(Excerpted passage)
= = = =

Read ‘Notes on the Net’, Zola’s article on Internet activism for Index on Censorship‘s ‘Made in China’ issue here (pdf ) ,it was published in 2008, I am archive it on my blog.

Chinese blogger Zhou Shuguang’s journey through censorship, journalism and the Internet – from the Great Firewall to reporting banned stories

A lesson in censorship

In 2002, I hung around the online forum bbs.tencent.com. My first encounter with a BBS [bulletin board system] was also my first encounter with keyword filtering. On that website, all articles were censored by the software before they were posted. If certain sensitive words were found, such as ‘4 June’, ‘Falun Gong’, ‘hooker’ or ‘revolution’, the piece would not be posted. Sometimes, if an article contained non-political sensitive words like ‘fuck’, it would still be posted, but the system would replace those words with the * symbol. So I frequently saw BBS articles that contained * symbols. Some people used other symbols to separate individual characters in words like ‘revolution’ to avoid being censored by the software. I began to understand online censorship from that point.

Propaganda rules

On occasion, I’ve seen netizens make BBS posts about ‘propaganda notices’ and ‘propaganda rules’ which include prohibitions against reporting on ‘rights crusaders’, religious issues, family planning, forced eviction and demolition. The traditional Chinese media supervision framework consists of a strict registration and review system, a post-hoc censorship system, a personnel management system, and a permit system for practitioners, thereby exerting strict control over the dissemination of news.

= = = =

(Dataset entries)
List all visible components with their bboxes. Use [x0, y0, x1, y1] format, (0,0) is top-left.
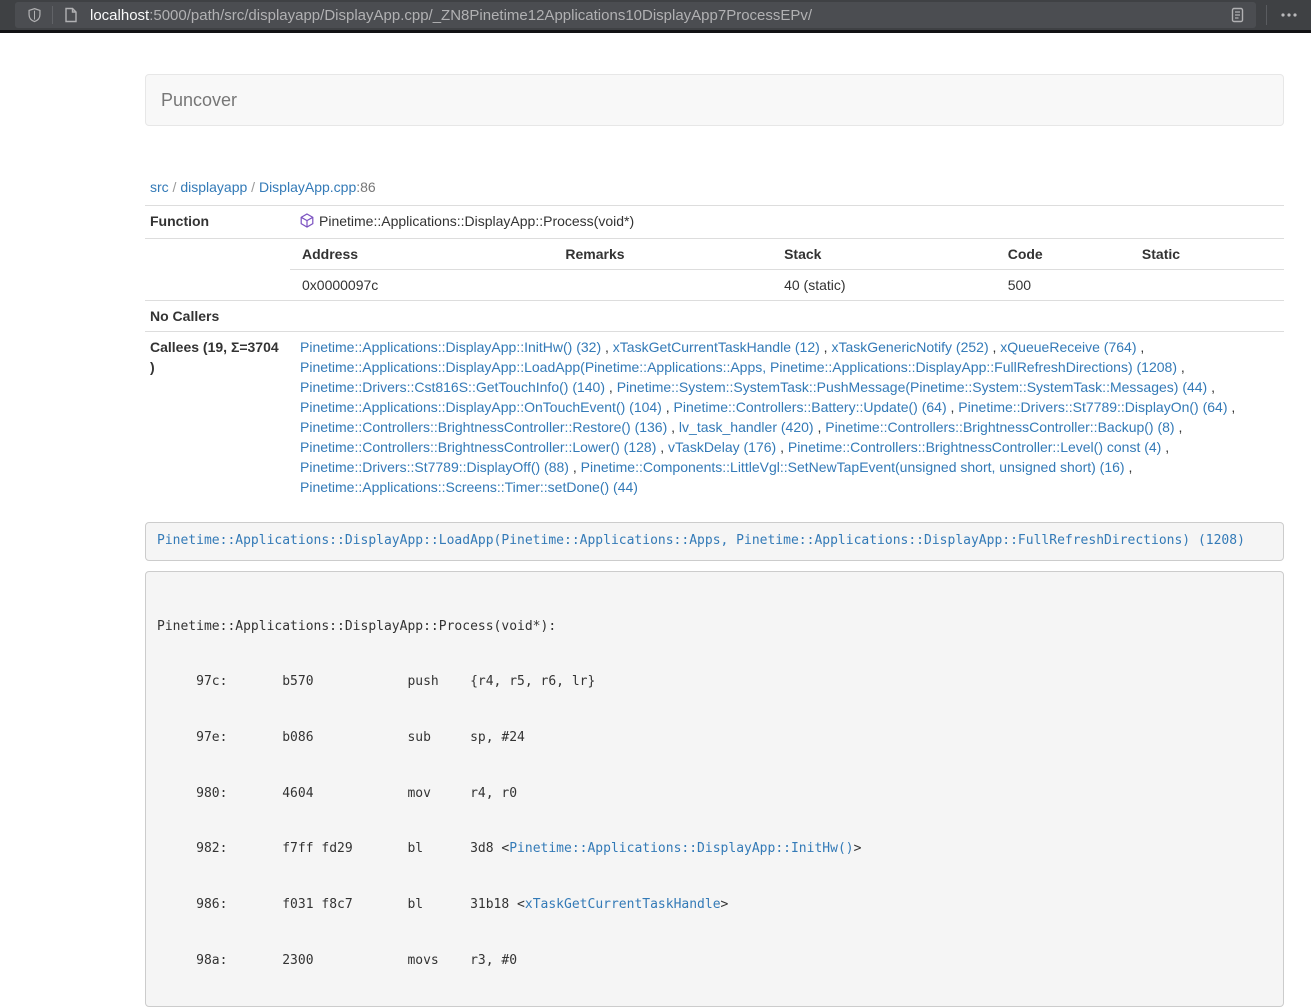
col-header-static: Static [1130, 239, 1284, 270]
asm-line: 97e: b086 sub sp, #24 [157, 729, 1272, 748]
asm-line: 982: f7ff fd29 bl 3d8 <Pinetime::Applica… [157, 840, 1272, 859]
urlbar-divider [52, 6, 53, 24]
breadcrumb-file-link[interactable]: DisplayApp.cpp [259, 179, 356, 195]
tracking-shield-icon[interactable] [23, 4, 45, 26]
breadcrumb: src / displayapp / DisplayApp.cpp:86 [145, 177, 1284, 197]
symbol-stats-table: Address Remarks Stack Code Static 0x0000… [290, 239, 1284, 300]
asm-line: 986: f031 f8c7 bl 31b18 <xTaskGetCurrent… [157, 896, 1272, 915]
callee-link[interactable]: xTaskGetCurrentTaskHandle (12) [613, 339, 820, 355]
symbol-stats-row: Address Remarks Stack Code Static 0x0000… [145, 239, 1284, 301]
address-bar[interactable]: localhost:5000/path/src/displayapp/Displ… [15, 2, 1256, 28]
callee-separator: , [947, 399, 959, 415]
overflow-menu-icon[interactable] [1277, 3, 1301, 27]
no-callers-row: No Callers [145, 301, 1284, 332]
site-navbar: Puncover [145, 74, 1284, 126]
stack-value: 40 (static) [772, 270, 996, 301]
toolbar-divider [1266, 5, 1267, 25]
code-value: 500 [996, 270, 1130, 301]
function-symbol-cell: Pinetime::Applications::DisplayApp::Proc… [290, 206, 1284, 239]
callee-link[interactable]: Pinetime::Controllers::Battery::Update()… [674, 399, 947, 415]
no-callers-label: No Callers [145, 301, 290, 332]
static-value [1130, 270, 1284, 301]
breadcrumb-separator: / [169, 179, 181, 195]
asm-line: 980: 4604 mov r4, r0 [157, 785, 1272, 804]
callee-link[interactable]: Pinetime::Controllers::BrightnessControl… [788, 439, 1161, 455]
disassembly-box: Pinetime::Applications::DisplayApp::Proc… [145, 571, 1284, 1007]
callee-link[interactable]: Pinetime::Drivers::St7789::DisplayOn() (… [958, 399, 1227, 415]
url-text[interactable]: localhost:5000/path/src/displayapp/Displ… [90, 7, 1226, 24]
breadcrumb-src-link[interactable]: src [150, 179, 169, 195]
symbol-stats-cell: Address Remarks Stack Code Static 0x0000… [290, 239, 1284, 301]
breadcrumb-displayapp-link[interactable]: displayapp [180, 179, 247, 195]
function-row-label: Function [145, 206, 290, 239]
callee-link[interactable]: vTaskDelay (176) [668, 439, 776, 455]
callees-cell: Pinetime::Applications::DisplayApp::Init… [290, 332, 1284, 503]
callee-separator: , [605, 379, 617, 395]
callee-link[interactable]: lv_task_handler (420) [679, 419, 814, 435]
highlighted-symbol-link[interactable]: Pinetime::Applications::DisplayApp::Load… [157, 533, 1245, 548]
col-header-stack: Stack [772, 239, 996, 270]
callee-separator: , [776, 439, 788, 455]
remarks-value [553, 270, 772, 301]
browser-toolbar: localhost:5000/path/src/displayapp/Displ… [0, 0, 1311, 33]
url-host: localhost [90, 7, 149, 24]
callee-link[interactable]: Pinetime::Drivers::Cst816S::GetTouchInfo… [300, 379, 605, 395]
callees-row: Callees (19, Σ=3704 ) Pinetime::Applicat… [145, 332, 1284, 503]
callee-link[interactable]: Pinetime::Components::LittleVgl::SetNewT… [581, 459, 1125, 475]
symbol-stats-row-spacer [145, 239, 290, 301]
callee-separator: , [1207, 379, 1215, 395]
callee-separator: , [601, 339, 613, 355]
asm-symbol-link[interactable]: xTaskGetCurrentTaskHandle [525, 897, 721, 912]
callee-link[interactable]: Pinetime::Controllers::BrightnessControl… [300, 419, 667, 435]
callees-label: Callees (19, Σ=3704 ) [145, 332, 290, 503]
callee-link[interactable]: Pinetime::Applications::Screens::Timer::… [300, 479, 638, 495]
function-symbol-name: Pinetime::Applications::DisplayApp::Proc… [319, 213, 634, 229]
callee-separator: , [820, 339, 832, 355]
callee-link[interactable]: Pinetime::Applications::DisplayApp::Init… [300, 339, 601, 355]
symbol-cube-icon [300, 213, 314, 233]
callee-separator: , [656, 439, 668, 455]
callee-separator: , [1136, 339, 1144, 355]
callee-separator: , [989, 339, 1001, 355]
callee-separator: , [1228, 399, 1236, 415]
function-row: Function Pinetime::Applications::Display… [145, 206, 1284, 239]
asm-line: 98a: 2300 movs r3, #0 [157, 952, 1272, 971]
breadcrumb-separator: / [247, 179, 259, 195]
callee-separator: , [667, 419, 679, 435]
highlighted-symbol-box: Pinetime::Applications::DisplayApp::Load… [145, 522, 1284, 561]
callee-link[interactable]: Pinetime::Controllers::BrightnessControl… [825, 419, 1174, 435]
address-value: 0x0000097c [290, 270, 553, 301]
brand-link[interactable]: Puncover [146, 90, 237, 110]
asm-label-line: Pinetime::Applications::DisplayApp::Proc… [157, 618, 1272, 637]
symbol-table: Function Pinetime::Applications::Display… [145, 205, 1284, 502]
callee-link[interactable]: Pinetime::Applications::DisplayApp::OnTo… [300, 399, 662, 415]
reader-view-icon[interactable] [1226, 4, 1248, 26]
callee-separator: , [814, 419, 826, 435]
callee-link[interactable]: Pinetime::Controllers::BrightnessControl… [300, 439, 656, 455]
page-icon[interactable] [60, 4, 82, 26]
stats-header-row: Address Remarks Stack Code Static [290, 239, 1284, 270]
callee-separator: , [1177, 359, 1185, 375]
callee-link[interactable]: Pinetime::System::SystemTask::PushMessag… [617, 379, 1208, 395]
col-header-remarks: Remarks [553, 239, 772, 270]
breadcrumb-line-number: :86 [356, 179, 375, 195]
asm-line: 97c: b570 push {r4, r5, r6, lr} [157, 673, 1272, 692]
stats-value-row: 0x0000097c 40 (static) 500 [290, 270, 1284, 301]
col-header-code: Code [996, 239, 1130, 270]
url-path: :5000/path/src/displayapp/DisplayApp.cpp… [149, 7, 812, 24]
page-content: Puncover src / displayapp / DisplayApp.c… [145, 74, 1284, 1007]
callee-separator: , [569, 459, 581, 475]
no-callers-cell [290, 301, 1284, 332]
asm-symbol-link[interactable]: Pinetime::Applications::DisplayApp::Init… [509, 841, 853, 856]
callee-separator: , [662, 399, 674, 415]
callee-separator: , [1161, 439, 1169, 455]
callee-separator: , [1175, 419, 1183, 435]
callee-link[interactable]: xTaskGenericNotify (252) [831, 339, 988, 355]
callee-link[interactable]: xQueueReceive (764) [1000, 339, 1136, 355]
callee-separator: , [1125, 459, 1133, 475]
callee-link[interactable]: Pinetime::Applications::DisplayApp::Load… [300, 359, 1177, 375]
callee-link[interactable]: Pinetime::Drivers::St7789::DisplayOff() … [300, 459, 569, 475]
col-header-address: Address [290, 239, 553, 270]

= = = =

Edit the passage on Chinese online censorship from "On occasion, I’ve" up to and including "dissemination of news.", changing "netizens" to "internet users".

(Correct output)
On occasion, I’ve seen internet users make BBS posts about ‘propaganda notices’ and ‘propaganda rules’ which include prohibitions against reporting on ‘rights crusaders’, religious issues, family planning, forced eviction and demolition. The traditional Chinese media supervision framework consists of a strict registration and review system, a post-hoc censorship system, a personnel management system, and a permit system for practitioners, thereby exerting strict control over the dissemination of news.